Work to complete:
Among the lines below, list those containing the string "JSON".

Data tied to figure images
-------------------------

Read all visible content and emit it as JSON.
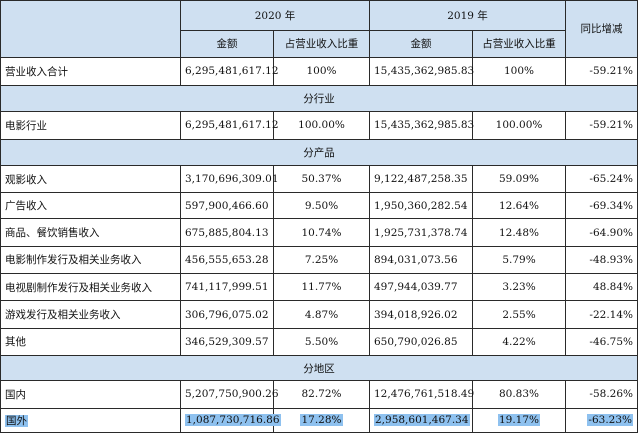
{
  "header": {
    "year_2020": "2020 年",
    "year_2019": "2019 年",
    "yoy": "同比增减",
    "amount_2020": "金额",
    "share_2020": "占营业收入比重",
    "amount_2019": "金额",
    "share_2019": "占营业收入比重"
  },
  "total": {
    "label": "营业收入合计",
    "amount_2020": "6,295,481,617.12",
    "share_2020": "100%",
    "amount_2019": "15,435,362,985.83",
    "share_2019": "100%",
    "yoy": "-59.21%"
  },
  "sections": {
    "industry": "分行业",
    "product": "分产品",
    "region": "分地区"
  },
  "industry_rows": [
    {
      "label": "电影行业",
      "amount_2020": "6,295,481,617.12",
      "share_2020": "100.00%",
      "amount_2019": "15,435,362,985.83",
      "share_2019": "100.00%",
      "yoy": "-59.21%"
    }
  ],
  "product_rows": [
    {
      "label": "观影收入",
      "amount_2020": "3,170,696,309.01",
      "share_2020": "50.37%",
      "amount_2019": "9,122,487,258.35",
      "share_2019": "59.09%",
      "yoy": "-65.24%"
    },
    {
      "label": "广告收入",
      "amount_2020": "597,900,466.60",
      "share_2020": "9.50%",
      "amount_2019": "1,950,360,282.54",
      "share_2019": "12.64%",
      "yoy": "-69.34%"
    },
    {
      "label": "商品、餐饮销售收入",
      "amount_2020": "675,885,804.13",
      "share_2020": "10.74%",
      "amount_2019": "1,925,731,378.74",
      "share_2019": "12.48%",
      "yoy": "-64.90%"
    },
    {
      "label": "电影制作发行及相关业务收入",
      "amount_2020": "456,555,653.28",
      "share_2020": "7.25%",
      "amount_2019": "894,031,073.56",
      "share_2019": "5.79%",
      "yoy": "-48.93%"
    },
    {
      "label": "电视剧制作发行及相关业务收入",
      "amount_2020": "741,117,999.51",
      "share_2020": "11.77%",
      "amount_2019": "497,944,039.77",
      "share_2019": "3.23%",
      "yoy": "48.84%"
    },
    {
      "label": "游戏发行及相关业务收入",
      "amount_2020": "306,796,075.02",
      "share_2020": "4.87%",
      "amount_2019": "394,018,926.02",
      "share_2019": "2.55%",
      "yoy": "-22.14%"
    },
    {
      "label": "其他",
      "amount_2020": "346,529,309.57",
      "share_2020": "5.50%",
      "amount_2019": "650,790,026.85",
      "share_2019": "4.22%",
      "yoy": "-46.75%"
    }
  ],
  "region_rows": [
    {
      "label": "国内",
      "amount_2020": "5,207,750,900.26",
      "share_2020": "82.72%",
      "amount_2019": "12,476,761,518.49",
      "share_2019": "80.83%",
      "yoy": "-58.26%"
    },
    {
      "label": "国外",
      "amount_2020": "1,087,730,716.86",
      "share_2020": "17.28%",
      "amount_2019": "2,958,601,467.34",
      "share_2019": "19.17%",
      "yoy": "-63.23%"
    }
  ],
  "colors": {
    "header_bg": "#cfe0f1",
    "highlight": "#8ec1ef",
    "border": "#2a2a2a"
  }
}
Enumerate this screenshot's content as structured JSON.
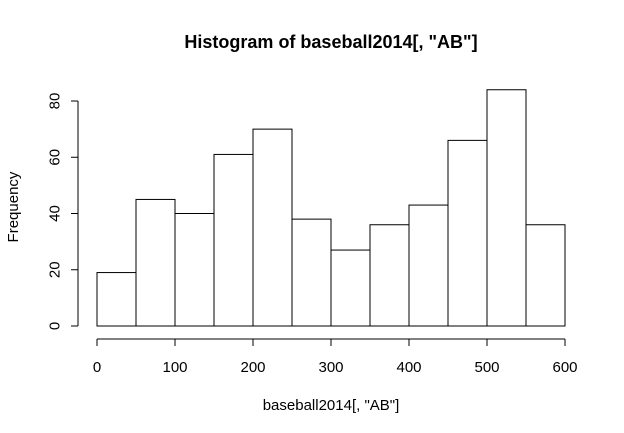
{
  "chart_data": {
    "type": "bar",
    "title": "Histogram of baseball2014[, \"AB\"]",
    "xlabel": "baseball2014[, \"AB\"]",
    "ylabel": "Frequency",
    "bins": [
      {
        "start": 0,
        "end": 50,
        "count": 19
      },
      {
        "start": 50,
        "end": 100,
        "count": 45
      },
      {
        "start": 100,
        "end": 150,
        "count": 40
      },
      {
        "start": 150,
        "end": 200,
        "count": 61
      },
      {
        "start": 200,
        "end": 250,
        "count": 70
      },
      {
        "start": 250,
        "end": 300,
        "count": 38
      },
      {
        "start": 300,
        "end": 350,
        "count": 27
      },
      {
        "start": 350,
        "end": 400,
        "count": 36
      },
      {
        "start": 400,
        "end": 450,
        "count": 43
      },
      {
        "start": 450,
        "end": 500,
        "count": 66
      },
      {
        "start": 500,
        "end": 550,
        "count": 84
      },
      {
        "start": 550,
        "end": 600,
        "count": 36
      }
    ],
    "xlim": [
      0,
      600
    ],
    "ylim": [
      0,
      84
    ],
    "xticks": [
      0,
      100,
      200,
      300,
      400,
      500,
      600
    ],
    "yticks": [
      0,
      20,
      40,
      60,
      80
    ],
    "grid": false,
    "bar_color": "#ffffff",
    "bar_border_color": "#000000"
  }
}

-------------------------

Answer for the task:
Read all visible content and emit it as JSON.
Enumerate this screenshot's content as structured JSON.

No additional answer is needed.